START Given records
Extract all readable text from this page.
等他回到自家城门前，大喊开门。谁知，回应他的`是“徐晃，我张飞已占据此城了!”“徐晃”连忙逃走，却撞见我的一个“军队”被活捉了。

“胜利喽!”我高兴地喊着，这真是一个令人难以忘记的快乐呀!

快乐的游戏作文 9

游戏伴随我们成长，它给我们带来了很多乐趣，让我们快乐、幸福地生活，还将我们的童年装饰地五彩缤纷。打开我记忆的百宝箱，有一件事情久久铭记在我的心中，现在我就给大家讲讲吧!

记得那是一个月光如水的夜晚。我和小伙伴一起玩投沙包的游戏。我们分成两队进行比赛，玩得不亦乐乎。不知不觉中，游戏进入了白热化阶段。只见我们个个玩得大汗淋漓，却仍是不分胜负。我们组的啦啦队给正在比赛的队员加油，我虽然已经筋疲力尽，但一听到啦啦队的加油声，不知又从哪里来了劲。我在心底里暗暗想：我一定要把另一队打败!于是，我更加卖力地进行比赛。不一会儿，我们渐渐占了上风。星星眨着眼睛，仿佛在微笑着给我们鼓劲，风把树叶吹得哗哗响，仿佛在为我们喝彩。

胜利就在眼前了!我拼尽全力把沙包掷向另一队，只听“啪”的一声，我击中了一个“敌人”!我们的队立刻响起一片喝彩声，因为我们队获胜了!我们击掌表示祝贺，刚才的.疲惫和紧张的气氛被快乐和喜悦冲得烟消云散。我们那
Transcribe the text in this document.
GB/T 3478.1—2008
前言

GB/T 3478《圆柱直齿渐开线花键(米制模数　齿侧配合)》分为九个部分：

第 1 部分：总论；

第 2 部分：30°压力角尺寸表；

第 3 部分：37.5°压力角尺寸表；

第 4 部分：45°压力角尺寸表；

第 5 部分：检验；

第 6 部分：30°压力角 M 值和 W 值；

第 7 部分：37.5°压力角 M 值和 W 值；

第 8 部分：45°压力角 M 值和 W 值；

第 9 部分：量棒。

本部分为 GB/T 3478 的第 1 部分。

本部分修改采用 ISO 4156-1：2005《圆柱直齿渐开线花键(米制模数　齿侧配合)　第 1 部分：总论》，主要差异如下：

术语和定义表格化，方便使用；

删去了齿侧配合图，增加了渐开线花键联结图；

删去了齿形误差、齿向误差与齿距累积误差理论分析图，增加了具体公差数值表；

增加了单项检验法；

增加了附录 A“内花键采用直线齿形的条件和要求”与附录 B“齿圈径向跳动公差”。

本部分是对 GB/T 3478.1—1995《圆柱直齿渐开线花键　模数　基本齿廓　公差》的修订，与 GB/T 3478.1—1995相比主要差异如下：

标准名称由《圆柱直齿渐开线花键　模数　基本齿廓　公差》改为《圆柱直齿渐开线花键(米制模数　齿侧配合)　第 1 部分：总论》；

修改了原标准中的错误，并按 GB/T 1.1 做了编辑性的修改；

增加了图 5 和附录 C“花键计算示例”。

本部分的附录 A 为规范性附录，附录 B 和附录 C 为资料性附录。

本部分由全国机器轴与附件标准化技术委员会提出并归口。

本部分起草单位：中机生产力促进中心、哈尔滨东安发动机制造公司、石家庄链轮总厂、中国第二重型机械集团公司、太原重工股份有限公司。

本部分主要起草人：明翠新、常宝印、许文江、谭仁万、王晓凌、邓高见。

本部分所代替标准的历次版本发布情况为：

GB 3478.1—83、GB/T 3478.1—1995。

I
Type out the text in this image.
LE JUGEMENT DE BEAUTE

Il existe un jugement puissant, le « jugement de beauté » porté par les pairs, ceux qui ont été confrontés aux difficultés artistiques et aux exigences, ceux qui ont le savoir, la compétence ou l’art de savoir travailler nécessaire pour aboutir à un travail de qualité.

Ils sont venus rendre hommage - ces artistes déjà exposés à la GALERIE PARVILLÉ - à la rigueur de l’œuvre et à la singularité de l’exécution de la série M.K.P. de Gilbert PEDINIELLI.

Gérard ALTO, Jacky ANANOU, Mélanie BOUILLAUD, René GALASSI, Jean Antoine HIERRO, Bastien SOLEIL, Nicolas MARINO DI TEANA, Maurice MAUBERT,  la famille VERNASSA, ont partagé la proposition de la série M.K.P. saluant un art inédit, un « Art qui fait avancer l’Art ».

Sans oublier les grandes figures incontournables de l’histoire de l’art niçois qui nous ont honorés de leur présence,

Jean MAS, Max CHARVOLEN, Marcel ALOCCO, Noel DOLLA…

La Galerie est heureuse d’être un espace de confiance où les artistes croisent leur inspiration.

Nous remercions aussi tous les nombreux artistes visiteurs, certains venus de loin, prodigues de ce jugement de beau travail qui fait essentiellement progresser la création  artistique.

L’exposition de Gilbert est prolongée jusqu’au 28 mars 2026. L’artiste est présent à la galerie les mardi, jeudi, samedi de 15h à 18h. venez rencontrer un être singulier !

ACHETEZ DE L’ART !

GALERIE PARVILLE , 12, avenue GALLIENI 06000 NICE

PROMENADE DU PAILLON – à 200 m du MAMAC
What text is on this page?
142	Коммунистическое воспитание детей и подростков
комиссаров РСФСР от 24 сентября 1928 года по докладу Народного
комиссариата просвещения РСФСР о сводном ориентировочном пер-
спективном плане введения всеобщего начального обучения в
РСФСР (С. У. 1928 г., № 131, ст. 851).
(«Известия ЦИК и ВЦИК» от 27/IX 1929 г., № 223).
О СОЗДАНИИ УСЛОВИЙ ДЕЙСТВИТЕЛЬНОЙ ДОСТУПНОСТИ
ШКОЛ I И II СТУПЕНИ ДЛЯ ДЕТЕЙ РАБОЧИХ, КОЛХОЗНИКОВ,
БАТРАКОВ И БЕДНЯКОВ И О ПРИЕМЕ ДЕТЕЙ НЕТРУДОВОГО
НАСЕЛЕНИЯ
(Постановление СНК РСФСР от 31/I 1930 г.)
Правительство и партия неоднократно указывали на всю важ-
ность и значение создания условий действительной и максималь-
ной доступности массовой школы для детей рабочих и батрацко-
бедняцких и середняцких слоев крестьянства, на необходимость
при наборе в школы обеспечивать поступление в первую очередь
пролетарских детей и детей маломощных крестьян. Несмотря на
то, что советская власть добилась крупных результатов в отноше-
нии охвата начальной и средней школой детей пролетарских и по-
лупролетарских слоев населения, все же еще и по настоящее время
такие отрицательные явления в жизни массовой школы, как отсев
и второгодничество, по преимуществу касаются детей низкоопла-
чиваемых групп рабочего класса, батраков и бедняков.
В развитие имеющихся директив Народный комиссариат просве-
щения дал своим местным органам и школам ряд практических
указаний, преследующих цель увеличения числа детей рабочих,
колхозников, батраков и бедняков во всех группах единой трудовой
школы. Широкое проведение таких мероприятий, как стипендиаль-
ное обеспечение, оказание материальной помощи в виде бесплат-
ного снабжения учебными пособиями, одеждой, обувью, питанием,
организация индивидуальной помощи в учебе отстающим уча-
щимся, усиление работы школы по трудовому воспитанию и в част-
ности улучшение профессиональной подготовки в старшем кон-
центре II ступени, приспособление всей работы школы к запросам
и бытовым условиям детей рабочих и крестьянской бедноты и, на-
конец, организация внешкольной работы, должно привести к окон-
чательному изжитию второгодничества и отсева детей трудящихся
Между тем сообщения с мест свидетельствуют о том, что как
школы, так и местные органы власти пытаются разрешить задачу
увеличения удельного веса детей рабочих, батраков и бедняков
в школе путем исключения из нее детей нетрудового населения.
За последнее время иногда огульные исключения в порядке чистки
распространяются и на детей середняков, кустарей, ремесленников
END Given records
**What is expected**. Copy every line of the listing where the word "организация" appears.

**Result of the exercise**.
организация индивидуальной помощи в учебе отстающим уча-
конец, организация внешкольной работы, должно привести к окон-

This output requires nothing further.